/---

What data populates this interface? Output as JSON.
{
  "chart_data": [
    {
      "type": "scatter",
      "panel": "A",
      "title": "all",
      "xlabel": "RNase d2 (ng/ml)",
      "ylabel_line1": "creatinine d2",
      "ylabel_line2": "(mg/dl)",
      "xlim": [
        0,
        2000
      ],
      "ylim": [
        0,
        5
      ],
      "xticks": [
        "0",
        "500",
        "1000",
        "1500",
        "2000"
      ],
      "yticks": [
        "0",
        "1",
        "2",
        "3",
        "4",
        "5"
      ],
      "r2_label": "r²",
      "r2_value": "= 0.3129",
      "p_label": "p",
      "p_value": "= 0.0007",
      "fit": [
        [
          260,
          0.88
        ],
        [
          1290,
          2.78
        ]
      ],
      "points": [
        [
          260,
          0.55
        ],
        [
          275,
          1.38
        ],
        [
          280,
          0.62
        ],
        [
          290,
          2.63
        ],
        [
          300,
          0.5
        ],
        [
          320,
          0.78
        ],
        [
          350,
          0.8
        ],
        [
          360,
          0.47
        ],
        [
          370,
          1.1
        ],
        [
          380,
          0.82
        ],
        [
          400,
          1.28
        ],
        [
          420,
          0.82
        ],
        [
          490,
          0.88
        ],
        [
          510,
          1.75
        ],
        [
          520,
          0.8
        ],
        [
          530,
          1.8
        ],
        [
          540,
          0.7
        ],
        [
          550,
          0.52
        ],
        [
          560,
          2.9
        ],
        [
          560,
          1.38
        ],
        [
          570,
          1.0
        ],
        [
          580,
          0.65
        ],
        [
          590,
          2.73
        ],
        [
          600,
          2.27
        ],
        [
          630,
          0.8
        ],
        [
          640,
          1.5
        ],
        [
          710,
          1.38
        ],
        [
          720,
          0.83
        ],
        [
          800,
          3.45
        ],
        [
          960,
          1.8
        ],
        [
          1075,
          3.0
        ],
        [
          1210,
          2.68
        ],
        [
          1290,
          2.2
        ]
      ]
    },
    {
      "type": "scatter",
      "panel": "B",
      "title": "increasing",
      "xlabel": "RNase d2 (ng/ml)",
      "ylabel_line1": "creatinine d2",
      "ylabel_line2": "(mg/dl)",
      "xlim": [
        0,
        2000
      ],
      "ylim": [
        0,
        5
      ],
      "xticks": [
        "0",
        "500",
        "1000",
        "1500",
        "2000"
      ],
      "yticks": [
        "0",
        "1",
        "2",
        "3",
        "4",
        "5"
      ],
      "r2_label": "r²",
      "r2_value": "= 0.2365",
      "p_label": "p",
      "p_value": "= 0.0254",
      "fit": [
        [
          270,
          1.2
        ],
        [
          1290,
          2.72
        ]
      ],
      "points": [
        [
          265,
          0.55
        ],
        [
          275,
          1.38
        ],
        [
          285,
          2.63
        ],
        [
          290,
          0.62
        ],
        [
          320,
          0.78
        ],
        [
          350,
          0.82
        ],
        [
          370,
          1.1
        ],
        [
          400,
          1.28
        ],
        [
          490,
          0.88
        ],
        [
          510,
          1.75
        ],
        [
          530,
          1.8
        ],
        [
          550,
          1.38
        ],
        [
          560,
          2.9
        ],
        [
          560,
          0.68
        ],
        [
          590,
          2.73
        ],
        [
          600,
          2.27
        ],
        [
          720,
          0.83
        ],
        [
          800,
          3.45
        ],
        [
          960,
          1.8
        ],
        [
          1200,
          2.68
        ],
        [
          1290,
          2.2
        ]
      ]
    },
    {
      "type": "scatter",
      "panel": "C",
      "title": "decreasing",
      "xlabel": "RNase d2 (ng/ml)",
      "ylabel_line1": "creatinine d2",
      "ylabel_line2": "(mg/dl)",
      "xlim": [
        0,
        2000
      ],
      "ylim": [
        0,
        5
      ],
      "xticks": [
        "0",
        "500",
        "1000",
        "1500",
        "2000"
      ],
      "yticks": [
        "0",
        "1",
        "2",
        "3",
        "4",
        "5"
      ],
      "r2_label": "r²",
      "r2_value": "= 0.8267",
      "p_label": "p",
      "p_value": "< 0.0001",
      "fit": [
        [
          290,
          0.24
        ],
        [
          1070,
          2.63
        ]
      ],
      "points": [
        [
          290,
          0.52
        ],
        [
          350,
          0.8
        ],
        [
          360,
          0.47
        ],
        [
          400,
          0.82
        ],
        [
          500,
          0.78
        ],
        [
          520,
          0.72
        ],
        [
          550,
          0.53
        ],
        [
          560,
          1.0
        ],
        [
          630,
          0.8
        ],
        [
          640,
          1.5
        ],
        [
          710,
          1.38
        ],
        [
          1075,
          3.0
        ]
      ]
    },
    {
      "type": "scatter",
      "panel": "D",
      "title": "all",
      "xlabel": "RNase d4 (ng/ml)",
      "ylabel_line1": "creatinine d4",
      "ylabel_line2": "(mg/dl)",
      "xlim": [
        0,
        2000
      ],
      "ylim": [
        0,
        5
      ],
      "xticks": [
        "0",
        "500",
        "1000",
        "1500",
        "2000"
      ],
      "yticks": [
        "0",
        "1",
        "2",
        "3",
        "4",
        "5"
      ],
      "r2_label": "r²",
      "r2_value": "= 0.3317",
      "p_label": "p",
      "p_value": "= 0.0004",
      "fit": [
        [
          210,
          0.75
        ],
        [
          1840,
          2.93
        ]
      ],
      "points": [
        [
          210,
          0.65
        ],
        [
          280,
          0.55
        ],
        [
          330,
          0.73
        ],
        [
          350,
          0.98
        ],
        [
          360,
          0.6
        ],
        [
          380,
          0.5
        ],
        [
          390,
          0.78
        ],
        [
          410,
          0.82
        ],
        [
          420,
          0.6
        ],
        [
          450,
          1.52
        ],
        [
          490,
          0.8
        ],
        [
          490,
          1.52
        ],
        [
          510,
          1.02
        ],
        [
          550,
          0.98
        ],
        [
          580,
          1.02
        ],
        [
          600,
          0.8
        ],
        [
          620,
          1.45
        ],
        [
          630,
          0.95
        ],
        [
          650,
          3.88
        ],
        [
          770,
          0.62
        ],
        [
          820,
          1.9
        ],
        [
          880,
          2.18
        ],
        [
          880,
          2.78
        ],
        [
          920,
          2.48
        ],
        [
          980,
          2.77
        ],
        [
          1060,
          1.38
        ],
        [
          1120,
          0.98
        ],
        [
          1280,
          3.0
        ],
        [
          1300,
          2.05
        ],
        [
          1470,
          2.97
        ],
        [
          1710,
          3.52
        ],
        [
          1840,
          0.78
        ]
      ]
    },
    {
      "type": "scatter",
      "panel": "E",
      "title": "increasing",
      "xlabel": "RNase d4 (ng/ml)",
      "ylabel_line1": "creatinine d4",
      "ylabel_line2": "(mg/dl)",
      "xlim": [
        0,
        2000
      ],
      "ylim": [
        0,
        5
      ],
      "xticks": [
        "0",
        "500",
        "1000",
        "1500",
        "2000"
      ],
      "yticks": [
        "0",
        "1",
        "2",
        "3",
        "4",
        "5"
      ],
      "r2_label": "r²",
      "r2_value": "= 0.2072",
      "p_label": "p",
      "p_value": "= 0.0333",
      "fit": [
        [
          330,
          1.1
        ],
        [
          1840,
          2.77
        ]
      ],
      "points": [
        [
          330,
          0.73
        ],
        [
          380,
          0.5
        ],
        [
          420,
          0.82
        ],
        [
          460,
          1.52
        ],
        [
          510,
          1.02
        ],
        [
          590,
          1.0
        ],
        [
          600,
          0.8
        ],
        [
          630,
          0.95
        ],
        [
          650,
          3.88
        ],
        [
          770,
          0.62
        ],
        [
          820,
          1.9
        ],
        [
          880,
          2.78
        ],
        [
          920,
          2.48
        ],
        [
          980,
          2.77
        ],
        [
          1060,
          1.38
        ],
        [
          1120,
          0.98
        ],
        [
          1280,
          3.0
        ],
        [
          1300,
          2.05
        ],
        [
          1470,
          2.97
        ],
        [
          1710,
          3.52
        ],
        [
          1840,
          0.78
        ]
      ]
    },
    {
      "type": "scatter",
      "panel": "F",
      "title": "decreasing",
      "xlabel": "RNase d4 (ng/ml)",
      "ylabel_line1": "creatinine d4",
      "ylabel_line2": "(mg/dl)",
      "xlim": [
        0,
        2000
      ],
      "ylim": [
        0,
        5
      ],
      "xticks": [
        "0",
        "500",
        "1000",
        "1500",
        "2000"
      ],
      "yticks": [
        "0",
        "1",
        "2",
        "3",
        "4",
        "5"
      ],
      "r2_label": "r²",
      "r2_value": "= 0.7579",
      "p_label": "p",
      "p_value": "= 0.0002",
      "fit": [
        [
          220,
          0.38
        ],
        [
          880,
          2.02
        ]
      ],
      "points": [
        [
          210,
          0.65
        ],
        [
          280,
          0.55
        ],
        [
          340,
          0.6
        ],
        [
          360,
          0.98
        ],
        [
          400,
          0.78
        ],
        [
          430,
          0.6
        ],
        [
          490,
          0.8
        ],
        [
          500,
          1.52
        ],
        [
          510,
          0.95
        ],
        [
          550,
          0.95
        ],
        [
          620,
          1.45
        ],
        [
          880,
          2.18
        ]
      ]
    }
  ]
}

\---

**REQUEST**: Count every line bearing the word "panel"; report the total only.

**TASK OUTPUT**: 6